§ What is required:
Return only the lines starting at the line that contains "Extract the chart's" and ending with the final line of the listing; include both endpoints.

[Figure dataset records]
— begin —

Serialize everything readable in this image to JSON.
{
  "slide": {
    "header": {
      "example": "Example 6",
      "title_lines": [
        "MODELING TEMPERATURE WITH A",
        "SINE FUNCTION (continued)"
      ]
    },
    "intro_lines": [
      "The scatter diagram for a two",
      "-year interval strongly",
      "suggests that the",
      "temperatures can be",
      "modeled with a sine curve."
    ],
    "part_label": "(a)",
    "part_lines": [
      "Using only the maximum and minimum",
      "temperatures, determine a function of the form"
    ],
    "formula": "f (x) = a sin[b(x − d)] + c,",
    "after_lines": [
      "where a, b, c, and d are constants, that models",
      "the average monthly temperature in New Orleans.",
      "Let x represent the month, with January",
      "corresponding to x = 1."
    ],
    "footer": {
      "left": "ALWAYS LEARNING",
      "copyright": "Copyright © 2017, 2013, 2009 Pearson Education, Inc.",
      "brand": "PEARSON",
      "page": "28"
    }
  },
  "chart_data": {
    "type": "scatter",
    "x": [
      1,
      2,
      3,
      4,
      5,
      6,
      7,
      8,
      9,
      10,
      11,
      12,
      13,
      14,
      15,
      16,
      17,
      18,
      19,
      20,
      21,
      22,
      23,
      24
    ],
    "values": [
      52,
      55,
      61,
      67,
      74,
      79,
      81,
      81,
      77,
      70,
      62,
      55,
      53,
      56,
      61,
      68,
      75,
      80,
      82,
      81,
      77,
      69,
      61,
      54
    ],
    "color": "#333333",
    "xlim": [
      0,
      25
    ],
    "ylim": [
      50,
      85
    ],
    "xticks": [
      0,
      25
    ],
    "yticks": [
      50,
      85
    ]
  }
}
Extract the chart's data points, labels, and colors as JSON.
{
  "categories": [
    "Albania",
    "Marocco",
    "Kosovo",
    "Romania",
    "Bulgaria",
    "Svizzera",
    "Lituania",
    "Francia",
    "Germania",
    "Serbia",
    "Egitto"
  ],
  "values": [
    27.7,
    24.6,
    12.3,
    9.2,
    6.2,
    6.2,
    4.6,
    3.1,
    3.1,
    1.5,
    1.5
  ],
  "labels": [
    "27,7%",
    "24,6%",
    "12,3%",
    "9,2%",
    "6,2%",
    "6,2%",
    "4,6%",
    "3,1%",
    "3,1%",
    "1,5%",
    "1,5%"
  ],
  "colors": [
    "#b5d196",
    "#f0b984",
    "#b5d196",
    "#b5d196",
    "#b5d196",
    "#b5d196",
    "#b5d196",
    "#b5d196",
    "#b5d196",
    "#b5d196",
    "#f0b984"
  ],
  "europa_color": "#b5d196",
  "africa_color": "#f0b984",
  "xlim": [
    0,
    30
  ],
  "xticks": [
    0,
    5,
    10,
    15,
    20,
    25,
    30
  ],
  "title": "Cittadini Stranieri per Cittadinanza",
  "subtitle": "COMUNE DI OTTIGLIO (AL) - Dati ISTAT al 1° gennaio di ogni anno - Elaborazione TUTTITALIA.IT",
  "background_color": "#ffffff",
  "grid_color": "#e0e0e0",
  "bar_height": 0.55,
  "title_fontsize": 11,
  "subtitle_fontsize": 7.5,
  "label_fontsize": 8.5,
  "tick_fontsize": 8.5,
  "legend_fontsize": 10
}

— end —

§ Answer to this task:
Extract the chart's data points, labels, and colors as JSON.
{
  "categories": [
    "Albania",
    "Marocco",
    "Kosovo",
    "Romania",
    "Bulgaria",
    "Svizzera",
    "Lituania",
    "Francia",
    "Germania",
    "Serbia",
    "Egitto"
  ],
  "values": [
    27.7,
    24.6,
    12.3,
    9.2,
    6.2,
    6.2,
    4.6,
    3.1,
    3.1,
    1.5,
    1.5
  ],
  "labels": [
    "27,7%",
    "24,6%",
    "12,3%",
    "9,2%",
    "6,2%",
    "6,2%",
    "4,6%",
    "3,1%",
    "3,1%",
    "1,5%",
    "1,5%"
  ],
  "colors": [
    "#b5d196",
    "#f0b984",
    "#b5d196",
    "#b5d196",
    "#b5d196",
    "#b5d196",
    "#b5d196",
    "#b5d196",
    "#b5d196",
    "#b5d196",
    "#f0b984"
  ],
  "europa_color": "#b5d196",
  "africa_color": "#f0b984",
  "xlim": [
    0,
    30
  ],
  "xticks": [
    0,
    5,
    10,
    15,
    20,
    25,
    30
  ],
  "title": "Cittadini Stranieri per Cittadinanza",
  "subtitle": "COMUNE DI OTTIGLIO (AL) - Dati ISTAT al 1° gennaio di ogni anno - Elaborazione TUTTITALIA.IT",
  "background_color": "#ffffff",
  "grid_color": "#e0e0e0",
  "bar_height": 0.55,
  "title_fontsize": 11,
  "subtitle_fontsize": 7.5,
  "label_fontsize": 8.5,
  "tick_fontsize": 8.5,
  "legend_fontsize": 10
}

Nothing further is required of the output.